STATED GOAL
How many lines in the records below contain the word "JSON"? Give only the number.

____ DATA LISTING

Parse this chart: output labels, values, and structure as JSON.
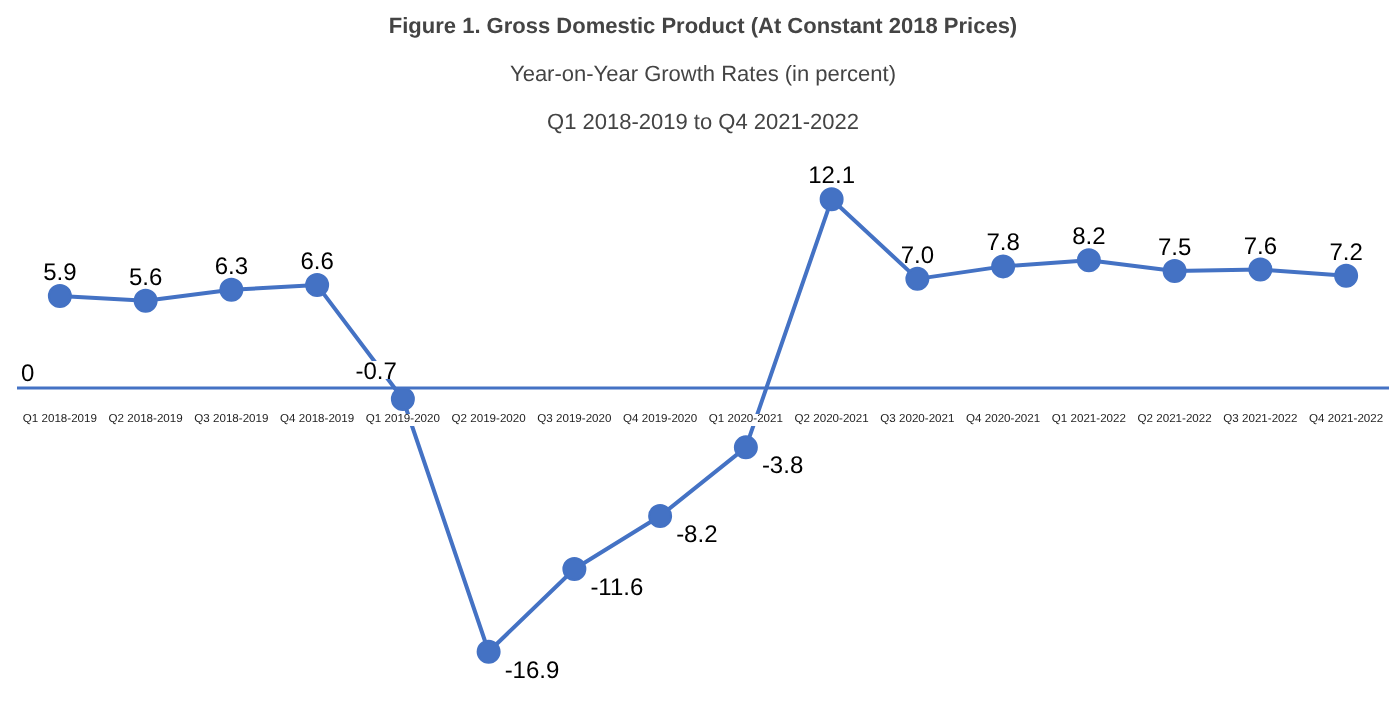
{
  "chart_data": {
    "type": "line",
    "title": "Figure 1. Gross Domestic Product (At Constant 2018 Prices)",
    "subtitle": "Year-on-Year Growth Rates (in percent)",
    "annotations": [
      "Q1 2018-2019 to Q4 2021-2022",
      "0"
    ],
    "categories": [
      "Q1 2018-2019",
      "Q2 2018-2019",
      "Q3 2018-2019",
      "Q4 2018-2019",
      "Q1 2019-2020",
      "Q2 2019-2020",
      "Q3 2019-2020",
      "Q4 2019-2020",
      "Q1 2020-2021",
      "Q2 2020-2021",
      "Q3 2020-2021",
      "Q4 2020-2021",
      "Q1 2021-2022",
      "Q2 2021-2022",
      "Q3 2021-2022",
      "Q4 2021-2022"
    ],
    "series": [
      {
        "color": "#4472c4",
        "values": [
          5.9,
          5.6,
          6.3,
          6.6,
          -0.7,
          -16.9,
          -11.6,
          -8.2,
          -3.8,
          12.1,
          7.0,
          7.8,
          8.2,
          7.5,
          7.6,
          7.2
        ],
        "value_labels": [
          "5.9",
          "5.6",
          "6.3",
          "6.6",
          "-0.7",
          "-16.9",
          "-11.6",
          "-8.2",
          "-3.8",
          "12.1",
          "7.0",
          "7.8",
          "8.2",
          "7.5",
          "7.6",
          "7.2"
        ]
      }
    ],
    "marker": "circle",
    "line_style": "solid",
    "grid": false
  }
}
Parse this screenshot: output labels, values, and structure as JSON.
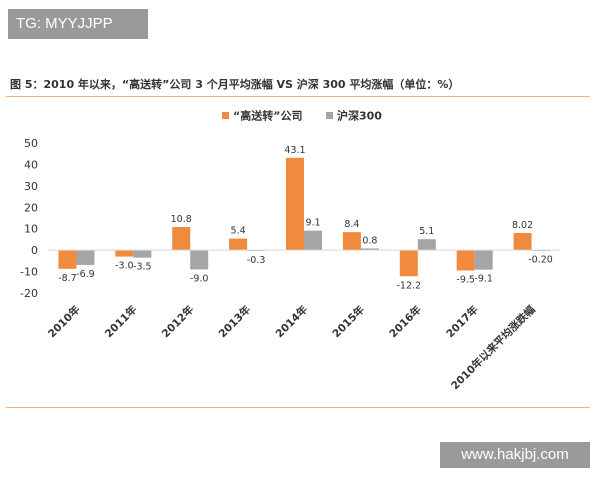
{
  "watermark_top": "TG: MYYJJPP",
  "watermark_bottom": "www.hakjbj.com",
  "caption": "图 5：2010 年以来，“高送转”公司 3 个月平均涨幅 VS 沪深 300 平均涨幅（单位：%）",
  "colors": {
    "series1": "#f08a3c",
    "series2": "#a5a5a5",
    "axis": "#d9d9d9",
    "text": "#333333"
  },
  "chart_data": {
    "type": "bar",
    "title": "",
    "xlabel": "",
    "ylabel": "",
    "ylim": [
      -20,
      50
    ],
    "yticks": [
      -20,
      -10,
      0,
      10,
      20,
      30,
      40,
      50
    ],
    "ytick_labels": [
      "-20",
      "-10",
      "0",
      "10",
      "20",
      "30",
      "40",
      "50"
    ],
    "grid": false,
    "legend_position": "top-center",
    "categories": [
      "2010年",
      "2011年",
      "2012年",
      "2013年",
      "2014年",
      "2015年",
      "2016年",
      "2017年",
      "2010年以来平均涨跌幅"
    ],
    "series": [
      {
        "name": "“高送转”公司",
        "values": [
          -8.7,
          -3.0,
          10.8,
          5.4,
          43.1,
          8.4,
          -12.2,
          -9.5,
          8.02
        ],
        "labels": [
          "-8.7",
          "-3.0",
          "10.8",
          "5.4",
          "43.1",
          "8.4",
          "-12.2",
          "-9.5",
          "8.02"
        ]
      },
      {
        "name": "沪深300",
        "values": [
          -6.9,
          -3.5,
          -9.0,
          -0.3,
          9.1,
          0.8,
          5.1,
          -9.1,
          -0.2
        ],
        "labels": [
          "-6.9",
          "-3.5",
          "-9.0",
          "-0.3",
          "9.1",
          "0.8",
          "5.1",
          "-9.1",
          "-0.20"
        ]
      }
    ]
  }
}
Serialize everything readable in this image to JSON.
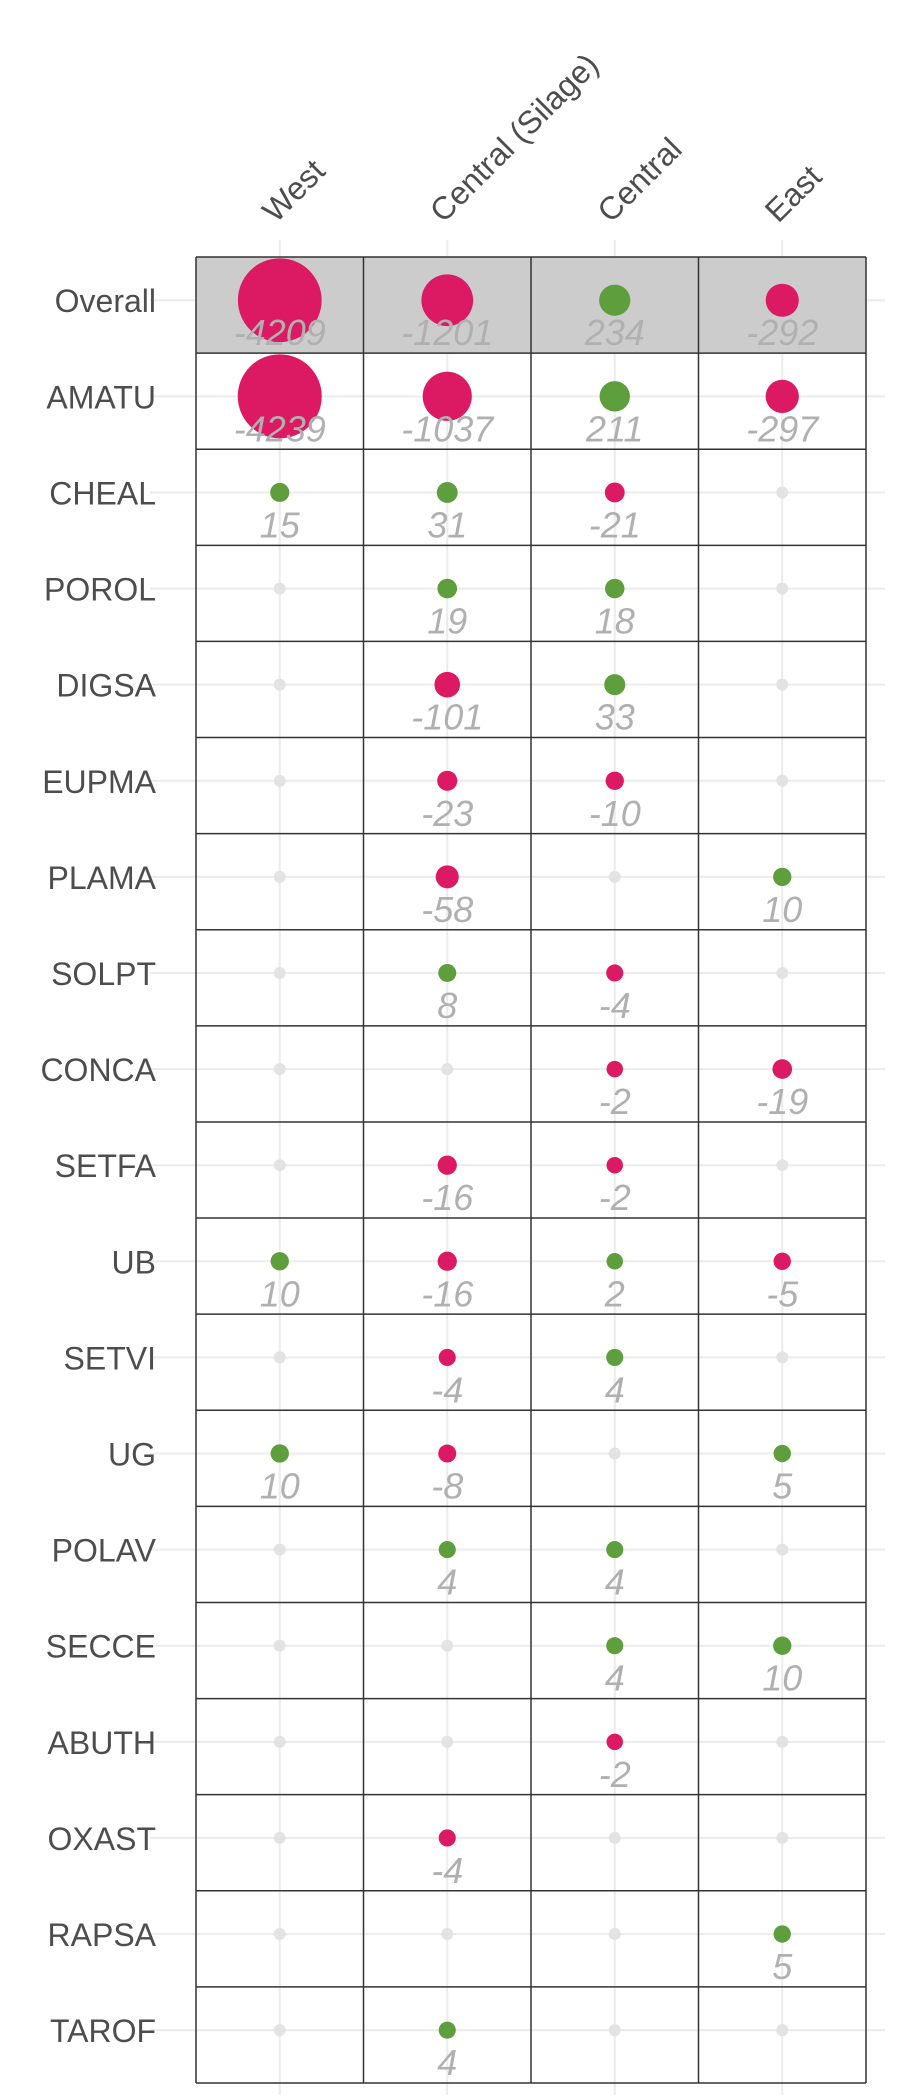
{
  "chart_data": {
    "type": "scatter",
    "columns": [
      "West",
      "Central (Silage)",
      "Central",
      "East"
    ],
    "rows": [
      "Overall",
      "AMATU",
      "CHEAL",
      "POROL",
      "DIGSA",
      "EUPMA",
      "PLAMA",
      "SOLPT",
      "CONCA",
      "SETFA",
      "UB",
      "SETVI",
      "UG",
      "POLAV",
      "SECCE",
      "ABUTH",
      "OXAST",
      "RAPSA",
      "TAROF"
    ],
    "highlighted_rows": [
      "Overall"
    ],
    "values": [
      [
        -4209,
        -1201,
        234,
        -292
      ],
      [
        -4239,
        -1037,
        211,
        -297
      ],
      [
        15,
        31,
        -21,
        null
      ],
      [
        null,
        19,
        18,
        null
      ],
      [
        null,
        -101,
        33,
        null
      ],
      [
        null,
        -23,
        -10,
        null
      ],
      [
        null,
        -58,
        null,
        10
      ],
      [
        null,
        8,
        -4,
        null
      ],
      [
        null,
        null,
        -2,
        -19
      ],
      [
        null,
        -16,
        -2,
        null
      ],
      [
        10,
        -16,
        2,
        -5
      ],
      [
        null,
        -4,
        4,
        null
      ],
      [
        10,
        -8,
        null,
        5
      ],
      [
        null,
        4,
        4,
        null
      ],
      [
        null,
        null,
        4,
        10
      ],
      [
        null,
        null,
        -2,
        null
      ],
      [
        null,
        -4,
        null,
        null
      ],
      [
        null,
        null,
        null,
        5
      ],
      [
        null,
        4,
        null,
        null
      ]
    ],
    "colors": {
      "positive": "#5e9e3c",
      "negative": "#dc1a63",
      "missing": "#e3e3e3",
      "label": "#b0b0b0",
      "highlight_background": "#cccccc"
    },
    "grid": true
  }
}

________

RESULT OF THE EXERCISE
3